_Short task_
Print every entry word for word, but omit the pictures.

_Records for this task_
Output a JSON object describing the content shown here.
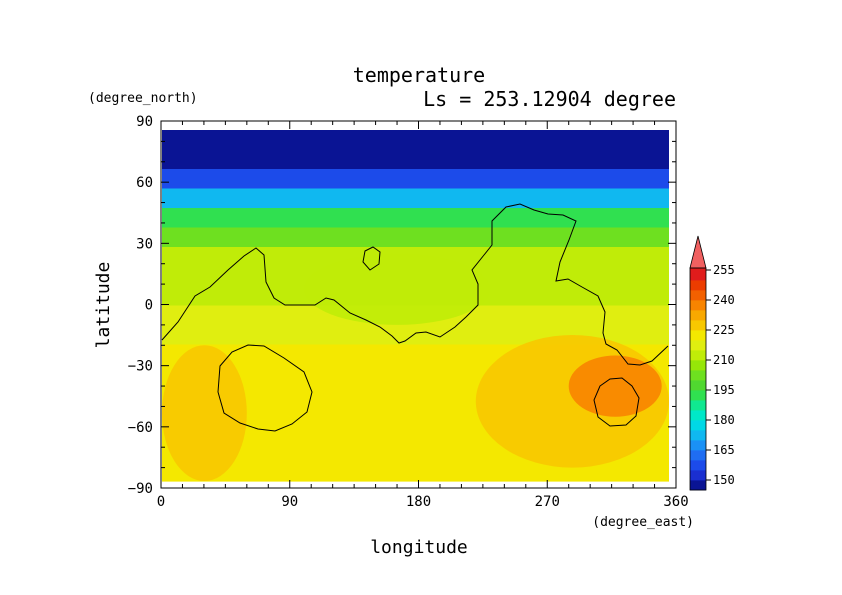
{
  "chart_data": {
    "type": "heatmap",
    "title": "temperature",
    "subtitle": "Ls = 253.12904 degree",
    "xlabel": "longitude",
    "ylabel": "latitude",
    "x_unit": "(degree_east)",
    "y_unit": "(degree_north)",
    "xlim": [
      0,
      360
    ],
    "ylim": [
      -90,
      90
    ],
    "x_ticks": [
      "0",
      "90",
      "180",
      "270",
      "360"
    ],
    "y_ticks": [
      "90",
      "60",
      "30",
      "0",
      "−30",
      "−60",
      "−90"
    ],
    "colorbar_ticks": [
      "255",
      "240",
      "225",
      "210",
      "195",
      "180",
      "165",
      "150"
    ],
    "colorbar_levels": [
      145,
      150,
      155,
      160,
      165,
      170,
      175,
      180,
      185,
      190,
      195,
      200,
      205,
      210,
      215,
      220,
      225,
      230,
      235,
      240,
      245,
      250,
      255
    ],
    "colorbar_colors": [
      "#0a1494",
      "#1a2fd0",
      "#1c4bea",
      "#1f6df2",
      "#1a91f5",
      "#10b8f0",
      "#00d8e6",
      "#00e8c8",
      "#10e890",
      "#30e050",
      "#50d830",
      "#6ee020",
      "#96e608",
      "#c0ec08",
      "#e0ee10",
      "#f4e800",
      "#f8c800",
      "#f8a800",
      "#f88400",
      "#f26000",
      "#ec3c00",
      "#e01c1c",
      "#f06060"
    ],
    "zonal_mean_temperature": {
      "lat": [
        85,
        75,
        65,
        55,
        45,
        35,
        25,
        15,
        5,
        -5,
        -15,
        -25,
        -35,
        -45,
        -55,
        -65,
        -75,
        -85
      ],
      "value": [
        147,
        149,
        157,
        174,
        190,
        203,
        212,
        214,
        214,
        216,
        219,
        223,
        224,
        224,
        224,
        224,
        224,
        224
      ]
    },
    "regional_anomalies": [
      {
        "region": "southern hemisphere warm region (west)",
        "lon": [
          0,
          60
        ],
        "lat": [
          -90,
          -20
        ],
        "value": 229
      },
      {
        "region": "southern hemisphere warm region (east)",
        "lon": [
          220,
          360
        ],
        "lat": [
          -80,
          -15
        ],
        "value": 229
      },
      {
        "region": "warm core",
        "lon": [
          285,
          350
        ],
        "lat": [
          -55,
          -25
        ],
        "value": 236
      },
      {
        "region": "cool equatorial band",
        "lon": [
          100,
          230
        ],
        "lat": [
          -10,
          25
        ],
        "value": 211
      }
    ]
  }
}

_Task result_
Output a JSON object describing the content shown here.
{
  "chart_data": {
    "type": "heatmap",
    "title": "temperature",
    "subtitle": "Ls = 253.12904 degree",
    "xlabel": "longitude",
    "ylabel": "latitude",
    "x_unit": "(degree_east)",
    "y_unit": "(degree_north)",
    "xlim": [
      0,
      360
    ],
    "ylim": [
      -90,
      90
    ],
    "x_ticks": [
      "0",
      "90",
      "180",
      "270",
      "360"
    ],
    "y_ticks": [
      "90",
      "60",
      "30",
      "0",
      "−30",
      "−60",
      "−90"
    ],
    "colorbar_ticks": [
      "255",
      "240",
      "225",
      "210",
      "195",
      "180",
      "165",
      "150"
    ],
    "colorbar_levels": [
      145,
      150,
      155,
      160,
      165,
      170,
      175,
      180,
      185,
      190,
      195,
      200,
      205,
      210,
      215,
      220,
      225,
      230,
      235,
      240,
      245,
      250,
      255
    ],
    "colorbar_colors": [
      "#0a1494",
      "#1a2fd0",
      "#1c4bea",
      "#1f6df2",
      "#1a91f5",
      "#10b8f0",
      "#00d8e6",
      "#00e8c8",
      "#10e890",
      "#30e050",
      "#50d830",
      "#6ee020",
      "#96e608",
      "#c0ec08",
      "#e0ee10",
      "#f4e800",
      "#f8c800",
      "#f8a800",
      "#f88400",
      "#f26000",
      "#ec3c00",
      "#e01c1c",
      "#f06060"
    ],
    "zonal_mean_temperature": {
      "lat": [
        85,
        75,
        65,
        55,
        45,
        35,
        25,
        15,
        5,
        -5,
        -15,
        -25,
        -35,
        -45,
        -55,
        -65,
        -75,
        -85
      ],
      "value": [
        147,
        149,
        157,
        174,
        190,
        203,
        212,
        214,
        214,
        216,
        219,
        223,
        224,
        224,
        224,
        224,
        224,
        224
      ]
    },
    "regional_anomalies": [
      {
        "region": "southern hemisphere warm region (west)",
        "lon": [
          0,
          60
        ],
        "lat": [
          -90,
          -20
        ],
        "value": 229
      },
      {
        "region": "southern hemisphere warm region (east)",
        "lon": [
          220,
          360
        ],
        "lat": [
          -80,
          -15
        ],
        "value": 229
      },
      {
        "region": "warm core",
        "lon": [
          285,
          350
        ],
        "lat": [
          -55,
          -25
        ],
        "value": 236
      },
      {
        "region": "cool equatorial band",
        "lon": [
          100,
          230
        ],
        "lat": [
          -10,
          25
        ],
        "value": 211
      }
    ]
  }
}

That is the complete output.